> _TEXTAUSZUG_:

* * * * * * * * *

Netanjahu brüskiert Biden im Gaza-Krieg erneut – Hamas nennt Angriff einen „notwendigen Schritt“
Während Israels Armee die Kämpfe im Gazastreifen fortsetzt und in der Folge die Spannungen im gesamten Nahen Osten zunehmen, schlägt Ministerpräsident Benjamin Netanjahu im eigenen Land scharfer Gegenwind entgegen.
Tausende Menschen demonstrierten am Samstag in Israel gegen ihn und seine Regierung und forderten das sofortige Ende des Kriegs, um die noch mehr als 100 Geiseln in der Gewalt von Hamas-Terroristen im Gazastreifen freizubekommen.
Am Abend präsentierte Armeesprecher Daniel Hagari Fotos von einem unterirdischen Verlies, in dem die Terroristen Geiseln „in stickiger Luft mit wenig Sauerstoff und furchtbarer Luftfeuchtigkeit, die das Atmen erschwert“, festgehalten hätten.

* * * * * * * * *

> _ERFASSTE DATEN_:
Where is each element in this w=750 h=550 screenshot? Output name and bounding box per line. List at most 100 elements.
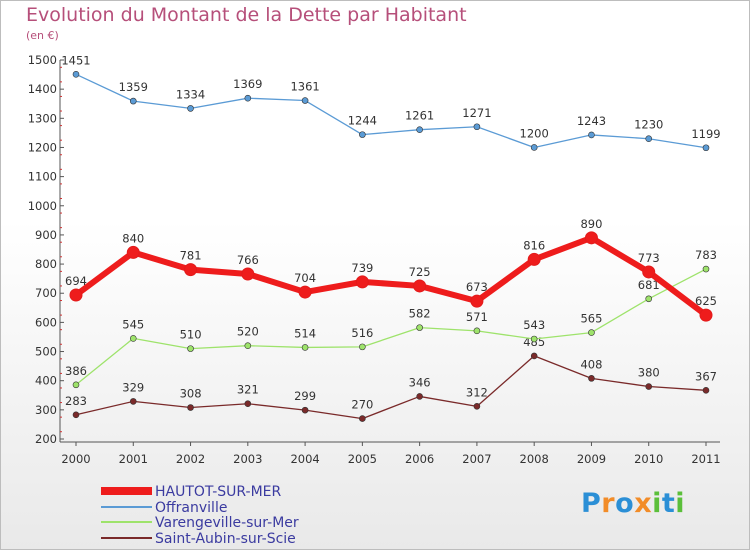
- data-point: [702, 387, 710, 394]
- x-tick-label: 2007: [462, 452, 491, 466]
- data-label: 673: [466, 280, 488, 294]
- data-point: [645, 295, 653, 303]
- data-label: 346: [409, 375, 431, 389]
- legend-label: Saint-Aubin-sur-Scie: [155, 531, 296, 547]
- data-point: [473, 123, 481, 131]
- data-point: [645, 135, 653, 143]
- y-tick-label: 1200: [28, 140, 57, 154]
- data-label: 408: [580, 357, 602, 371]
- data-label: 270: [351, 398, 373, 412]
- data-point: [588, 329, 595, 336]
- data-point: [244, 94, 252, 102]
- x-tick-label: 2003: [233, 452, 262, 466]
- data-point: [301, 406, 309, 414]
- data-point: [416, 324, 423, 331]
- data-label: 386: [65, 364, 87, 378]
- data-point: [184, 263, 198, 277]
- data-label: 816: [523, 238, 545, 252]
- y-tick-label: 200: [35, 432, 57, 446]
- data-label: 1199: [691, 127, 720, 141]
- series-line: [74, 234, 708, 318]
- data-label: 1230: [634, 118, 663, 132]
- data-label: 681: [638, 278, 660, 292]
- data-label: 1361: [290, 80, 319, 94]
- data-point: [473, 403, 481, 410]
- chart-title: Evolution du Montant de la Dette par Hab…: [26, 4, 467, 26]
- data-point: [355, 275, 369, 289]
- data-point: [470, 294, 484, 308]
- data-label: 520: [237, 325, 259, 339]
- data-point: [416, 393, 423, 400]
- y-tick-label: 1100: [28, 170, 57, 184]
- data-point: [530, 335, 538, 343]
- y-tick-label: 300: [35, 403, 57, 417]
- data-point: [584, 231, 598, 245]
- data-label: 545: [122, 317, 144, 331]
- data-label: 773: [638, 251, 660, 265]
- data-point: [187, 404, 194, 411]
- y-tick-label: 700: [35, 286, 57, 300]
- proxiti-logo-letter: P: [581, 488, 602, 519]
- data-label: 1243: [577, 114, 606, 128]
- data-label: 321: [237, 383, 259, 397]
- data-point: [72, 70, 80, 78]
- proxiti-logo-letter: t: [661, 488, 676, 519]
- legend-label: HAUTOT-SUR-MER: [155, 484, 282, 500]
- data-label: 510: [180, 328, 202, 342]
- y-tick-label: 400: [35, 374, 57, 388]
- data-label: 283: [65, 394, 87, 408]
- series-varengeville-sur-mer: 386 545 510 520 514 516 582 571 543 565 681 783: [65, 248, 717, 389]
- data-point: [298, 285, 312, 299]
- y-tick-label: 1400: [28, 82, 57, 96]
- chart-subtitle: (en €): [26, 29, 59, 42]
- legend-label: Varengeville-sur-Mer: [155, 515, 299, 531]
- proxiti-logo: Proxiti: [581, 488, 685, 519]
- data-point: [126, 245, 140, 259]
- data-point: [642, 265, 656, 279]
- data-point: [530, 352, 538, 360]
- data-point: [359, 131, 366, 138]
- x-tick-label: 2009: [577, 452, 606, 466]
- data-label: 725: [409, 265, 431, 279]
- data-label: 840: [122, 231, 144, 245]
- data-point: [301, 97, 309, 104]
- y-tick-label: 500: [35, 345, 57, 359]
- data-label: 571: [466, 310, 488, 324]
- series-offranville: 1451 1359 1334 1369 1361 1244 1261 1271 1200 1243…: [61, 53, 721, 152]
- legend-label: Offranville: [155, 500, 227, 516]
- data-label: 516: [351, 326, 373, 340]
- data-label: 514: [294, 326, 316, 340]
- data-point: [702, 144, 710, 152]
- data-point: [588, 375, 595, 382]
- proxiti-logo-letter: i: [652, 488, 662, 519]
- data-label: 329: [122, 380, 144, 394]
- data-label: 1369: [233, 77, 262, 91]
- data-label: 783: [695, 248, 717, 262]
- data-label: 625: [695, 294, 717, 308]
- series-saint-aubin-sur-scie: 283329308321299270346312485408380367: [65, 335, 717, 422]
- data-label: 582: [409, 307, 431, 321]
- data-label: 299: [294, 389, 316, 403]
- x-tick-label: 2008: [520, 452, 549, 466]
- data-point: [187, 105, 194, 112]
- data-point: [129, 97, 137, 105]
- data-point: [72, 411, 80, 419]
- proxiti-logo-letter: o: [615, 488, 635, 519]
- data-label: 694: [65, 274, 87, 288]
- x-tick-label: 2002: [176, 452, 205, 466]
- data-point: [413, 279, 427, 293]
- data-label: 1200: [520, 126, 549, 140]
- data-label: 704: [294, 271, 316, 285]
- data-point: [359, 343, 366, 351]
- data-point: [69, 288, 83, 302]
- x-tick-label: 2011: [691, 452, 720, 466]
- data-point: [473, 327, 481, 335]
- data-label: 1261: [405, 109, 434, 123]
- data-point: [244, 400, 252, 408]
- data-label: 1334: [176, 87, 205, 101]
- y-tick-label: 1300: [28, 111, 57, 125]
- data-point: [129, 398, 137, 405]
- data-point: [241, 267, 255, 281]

* * * * * * * * *

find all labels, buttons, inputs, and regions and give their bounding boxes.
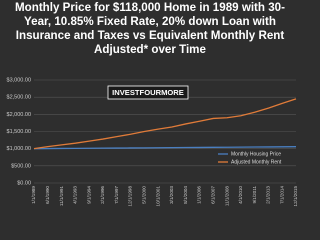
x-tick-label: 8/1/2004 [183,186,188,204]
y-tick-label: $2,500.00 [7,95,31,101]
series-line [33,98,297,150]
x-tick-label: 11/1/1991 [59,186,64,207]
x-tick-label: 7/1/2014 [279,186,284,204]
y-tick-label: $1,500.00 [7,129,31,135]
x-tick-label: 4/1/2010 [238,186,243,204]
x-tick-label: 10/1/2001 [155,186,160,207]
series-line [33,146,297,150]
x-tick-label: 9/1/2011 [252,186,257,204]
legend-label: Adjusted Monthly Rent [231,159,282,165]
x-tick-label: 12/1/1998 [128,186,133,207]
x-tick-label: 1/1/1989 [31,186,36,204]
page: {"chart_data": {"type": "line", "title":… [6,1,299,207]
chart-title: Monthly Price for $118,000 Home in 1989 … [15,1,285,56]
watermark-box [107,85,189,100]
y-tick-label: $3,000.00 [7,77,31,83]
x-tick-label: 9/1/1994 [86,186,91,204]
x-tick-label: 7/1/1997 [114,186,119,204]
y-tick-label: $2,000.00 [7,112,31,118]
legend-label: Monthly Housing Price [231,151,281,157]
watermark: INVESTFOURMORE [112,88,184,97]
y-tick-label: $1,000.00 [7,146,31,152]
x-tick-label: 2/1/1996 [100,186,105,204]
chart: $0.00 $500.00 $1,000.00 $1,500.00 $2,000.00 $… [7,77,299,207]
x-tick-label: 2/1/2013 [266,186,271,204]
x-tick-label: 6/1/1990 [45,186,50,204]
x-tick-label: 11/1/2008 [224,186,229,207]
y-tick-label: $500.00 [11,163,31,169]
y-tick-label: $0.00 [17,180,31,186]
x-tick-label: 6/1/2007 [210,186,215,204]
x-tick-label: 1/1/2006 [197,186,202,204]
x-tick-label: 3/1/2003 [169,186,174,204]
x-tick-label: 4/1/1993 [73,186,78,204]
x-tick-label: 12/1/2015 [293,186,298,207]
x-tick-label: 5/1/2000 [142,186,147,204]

* * * * * * * * *

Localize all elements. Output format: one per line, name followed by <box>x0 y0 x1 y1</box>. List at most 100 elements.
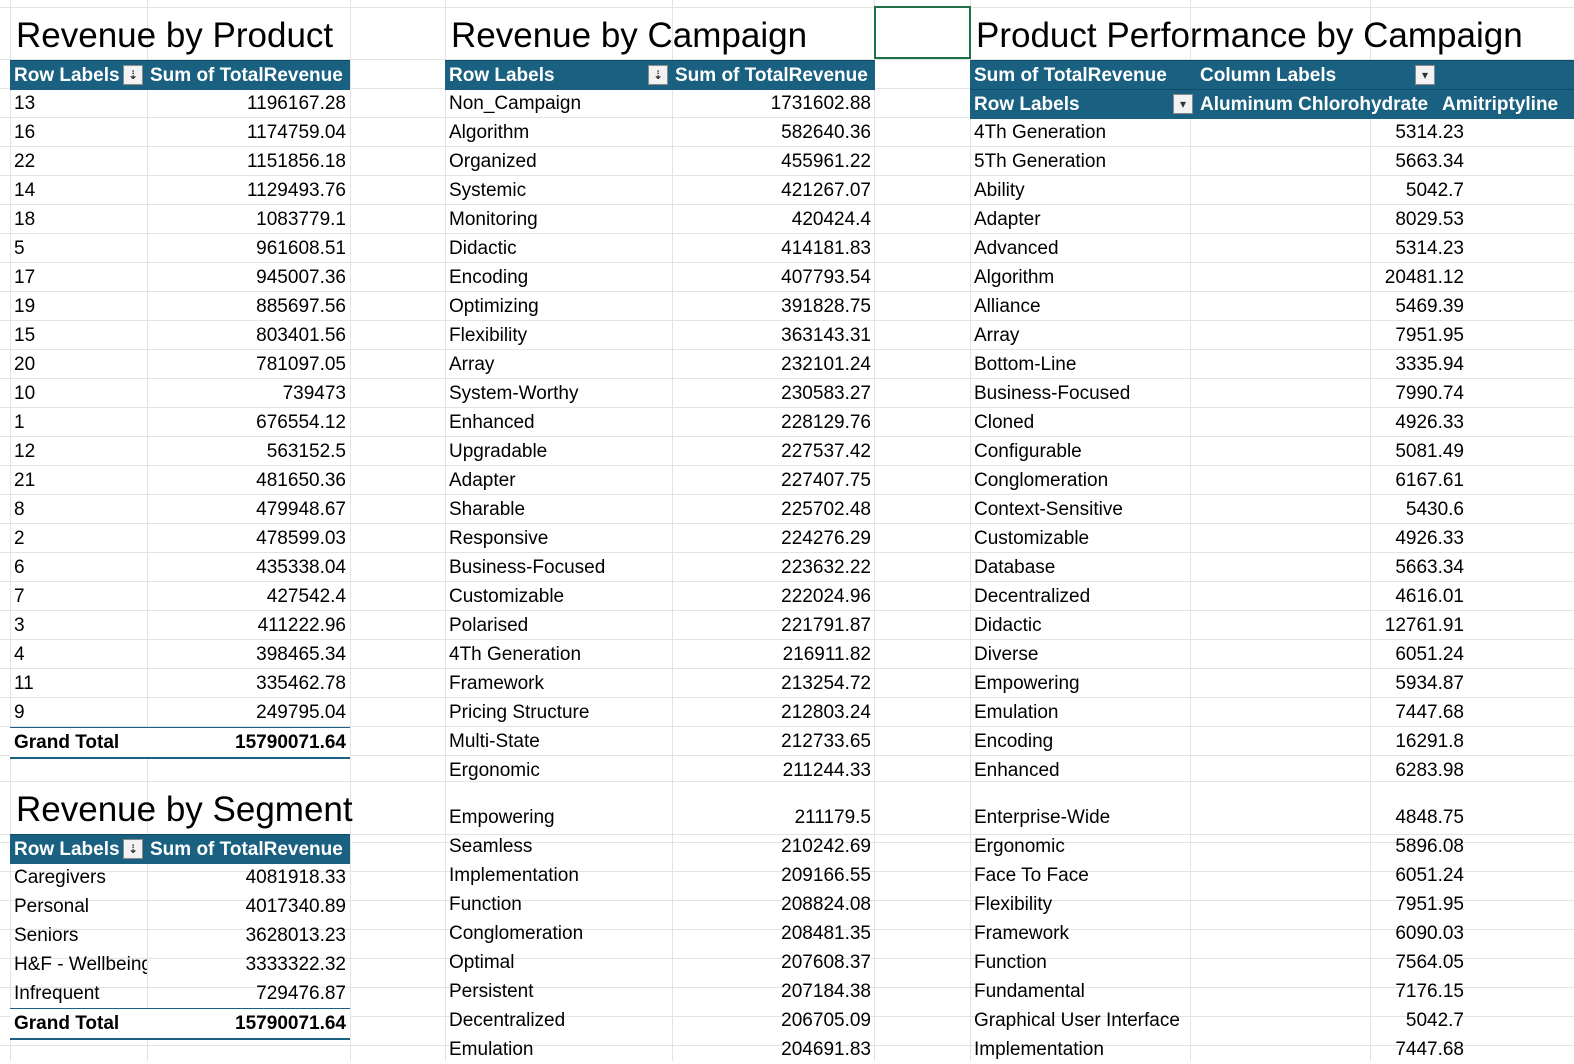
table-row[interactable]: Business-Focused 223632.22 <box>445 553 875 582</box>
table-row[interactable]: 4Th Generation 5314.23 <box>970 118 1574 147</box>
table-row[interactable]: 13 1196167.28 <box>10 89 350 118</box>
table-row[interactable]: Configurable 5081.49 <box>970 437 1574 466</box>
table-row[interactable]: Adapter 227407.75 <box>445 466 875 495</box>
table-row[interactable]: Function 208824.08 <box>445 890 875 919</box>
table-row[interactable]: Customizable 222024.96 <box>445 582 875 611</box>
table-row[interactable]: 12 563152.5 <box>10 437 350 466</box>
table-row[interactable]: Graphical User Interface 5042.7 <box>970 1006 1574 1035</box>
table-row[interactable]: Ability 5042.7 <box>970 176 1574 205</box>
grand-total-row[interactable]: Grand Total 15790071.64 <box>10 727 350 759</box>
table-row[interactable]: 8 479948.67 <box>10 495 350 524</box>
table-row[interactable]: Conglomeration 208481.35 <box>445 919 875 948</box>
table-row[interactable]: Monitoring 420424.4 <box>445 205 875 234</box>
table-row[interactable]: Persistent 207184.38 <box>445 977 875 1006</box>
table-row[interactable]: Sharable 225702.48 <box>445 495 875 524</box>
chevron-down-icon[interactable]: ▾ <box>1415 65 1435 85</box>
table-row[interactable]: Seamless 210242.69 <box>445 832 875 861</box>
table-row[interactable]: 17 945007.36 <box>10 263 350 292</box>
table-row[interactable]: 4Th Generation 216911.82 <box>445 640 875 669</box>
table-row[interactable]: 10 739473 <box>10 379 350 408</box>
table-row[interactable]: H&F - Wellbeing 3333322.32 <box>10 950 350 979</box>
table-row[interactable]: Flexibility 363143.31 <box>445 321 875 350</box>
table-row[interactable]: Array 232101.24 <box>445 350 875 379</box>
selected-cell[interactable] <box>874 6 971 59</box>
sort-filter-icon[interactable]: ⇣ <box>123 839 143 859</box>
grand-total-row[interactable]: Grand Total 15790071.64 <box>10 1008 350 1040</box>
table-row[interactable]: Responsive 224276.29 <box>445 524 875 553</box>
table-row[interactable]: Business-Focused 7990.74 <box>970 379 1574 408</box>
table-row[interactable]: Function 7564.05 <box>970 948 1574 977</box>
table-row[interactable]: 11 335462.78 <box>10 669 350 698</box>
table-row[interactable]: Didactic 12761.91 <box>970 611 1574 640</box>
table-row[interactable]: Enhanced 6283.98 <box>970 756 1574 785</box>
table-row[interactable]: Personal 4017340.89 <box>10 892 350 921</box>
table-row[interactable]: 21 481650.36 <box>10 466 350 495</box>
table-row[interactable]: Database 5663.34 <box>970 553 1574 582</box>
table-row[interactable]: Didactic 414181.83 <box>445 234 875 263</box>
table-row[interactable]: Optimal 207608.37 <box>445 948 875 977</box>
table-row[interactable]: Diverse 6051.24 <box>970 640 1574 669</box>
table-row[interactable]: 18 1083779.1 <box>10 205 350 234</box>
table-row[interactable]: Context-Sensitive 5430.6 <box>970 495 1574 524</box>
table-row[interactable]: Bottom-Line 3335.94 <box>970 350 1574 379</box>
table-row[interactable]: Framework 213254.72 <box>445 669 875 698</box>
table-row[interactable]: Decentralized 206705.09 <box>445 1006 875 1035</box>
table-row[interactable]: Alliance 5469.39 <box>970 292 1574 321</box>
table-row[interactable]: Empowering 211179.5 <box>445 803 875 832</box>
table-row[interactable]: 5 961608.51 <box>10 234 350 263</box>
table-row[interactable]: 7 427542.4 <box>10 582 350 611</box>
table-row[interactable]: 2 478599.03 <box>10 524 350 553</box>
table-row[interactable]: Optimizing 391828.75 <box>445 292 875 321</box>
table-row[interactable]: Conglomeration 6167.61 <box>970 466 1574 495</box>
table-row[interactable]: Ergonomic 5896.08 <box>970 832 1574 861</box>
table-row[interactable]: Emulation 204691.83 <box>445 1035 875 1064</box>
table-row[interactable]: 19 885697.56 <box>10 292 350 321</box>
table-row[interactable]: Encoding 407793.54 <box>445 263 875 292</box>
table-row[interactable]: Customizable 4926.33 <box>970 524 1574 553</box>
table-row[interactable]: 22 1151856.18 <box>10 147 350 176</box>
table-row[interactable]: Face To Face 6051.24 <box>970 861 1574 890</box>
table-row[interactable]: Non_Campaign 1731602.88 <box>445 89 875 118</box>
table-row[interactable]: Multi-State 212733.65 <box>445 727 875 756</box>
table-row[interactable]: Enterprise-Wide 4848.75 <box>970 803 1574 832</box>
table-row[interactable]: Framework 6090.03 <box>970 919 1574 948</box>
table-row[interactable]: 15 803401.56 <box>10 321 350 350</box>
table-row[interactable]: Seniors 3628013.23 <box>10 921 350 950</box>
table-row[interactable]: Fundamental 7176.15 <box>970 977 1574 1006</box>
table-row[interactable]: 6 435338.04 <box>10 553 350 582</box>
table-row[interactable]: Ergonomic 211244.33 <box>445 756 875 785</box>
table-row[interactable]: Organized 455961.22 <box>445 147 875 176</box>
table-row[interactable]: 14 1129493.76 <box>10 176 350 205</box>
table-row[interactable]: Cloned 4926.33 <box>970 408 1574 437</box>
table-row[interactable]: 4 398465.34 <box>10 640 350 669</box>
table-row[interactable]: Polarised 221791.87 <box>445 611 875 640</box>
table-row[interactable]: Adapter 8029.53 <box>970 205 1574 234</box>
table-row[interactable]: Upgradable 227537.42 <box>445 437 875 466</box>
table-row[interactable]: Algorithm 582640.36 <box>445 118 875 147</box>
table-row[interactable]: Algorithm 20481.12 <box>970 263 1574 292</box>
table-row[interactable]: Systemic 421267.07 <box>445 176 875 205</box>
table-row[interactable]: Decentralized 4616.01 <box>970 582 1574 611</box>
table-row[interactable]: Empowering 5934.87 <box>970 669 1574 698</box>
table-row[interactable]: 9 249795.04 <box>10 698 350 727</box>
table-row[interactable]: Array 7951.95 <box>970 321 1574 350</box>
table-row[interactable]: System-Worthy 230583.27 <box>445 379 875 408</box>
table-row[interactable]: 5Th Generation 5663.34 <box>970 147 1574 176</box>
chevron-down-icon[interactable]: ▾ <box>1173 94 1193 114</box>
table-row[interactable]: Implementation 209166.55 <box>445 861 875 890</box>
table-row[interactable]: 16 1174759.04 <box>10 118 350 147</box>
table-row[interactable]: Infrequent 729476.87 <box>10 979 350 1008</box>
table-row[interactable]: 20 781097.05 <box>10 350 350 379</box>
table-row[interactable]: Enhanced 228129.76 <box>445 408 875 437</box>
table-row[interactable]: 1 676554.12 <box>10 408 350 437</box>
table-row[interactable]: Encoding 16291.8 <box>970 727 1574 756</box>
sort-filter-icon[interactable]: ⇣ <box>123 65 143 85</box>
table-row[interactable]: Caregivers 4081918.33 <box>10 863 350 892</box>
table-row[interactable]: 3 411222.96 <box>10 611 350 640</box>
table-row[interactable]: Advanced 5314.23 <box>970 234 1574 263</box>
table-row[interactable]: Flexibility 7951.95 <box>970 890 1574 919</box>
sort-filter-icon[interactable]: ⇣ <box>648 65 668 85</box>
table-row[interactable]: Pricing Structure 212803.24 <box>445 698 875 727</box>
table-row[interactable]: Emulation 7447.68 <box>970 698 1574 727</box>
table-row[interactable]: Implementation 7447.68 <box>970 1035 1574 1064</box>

* * * * * * * * *

> _AUFGABEN_:
- A) Beantworte anhand des Textauszugs diese Fragen:
(i) An welchem Tag demonstrierten Tausende Menschen in Israel?
(ii) Wie viele Geiseln befinden sich noch in der Gewalt von Hamas-Terroristen im Gazastreifen?
(iii) Wer präsentierte am Abend Fotos von einem unterirdischen Verlies?
- B) Gib den Absatz des Textauszugs, der mit „Tausende Menschen demonstrierten“ beginnt, als kurze Stichpunktliste wieder und behalte dabei seine wesentlichen Fakten bei.
Als Grundlage dient ausschließlich der Textauszug.

> _LÖSUNGEN_:
- A)
(i) Am Samstag.
(ii) Noch mehr als 100.
(iii) Armeesprecher Daniel Hagari.

- B)
- Tausende Menschen demonstrierten am Samstag in Israel gegen Netanjahu und seine Regierung.
- Sie forderten das sofortige Ende des Kriegs.
- Ziel war die Freilassung der noch mehr als 100 Geiseln, die Hamas-Terroristen im Gazastreifen festhalten.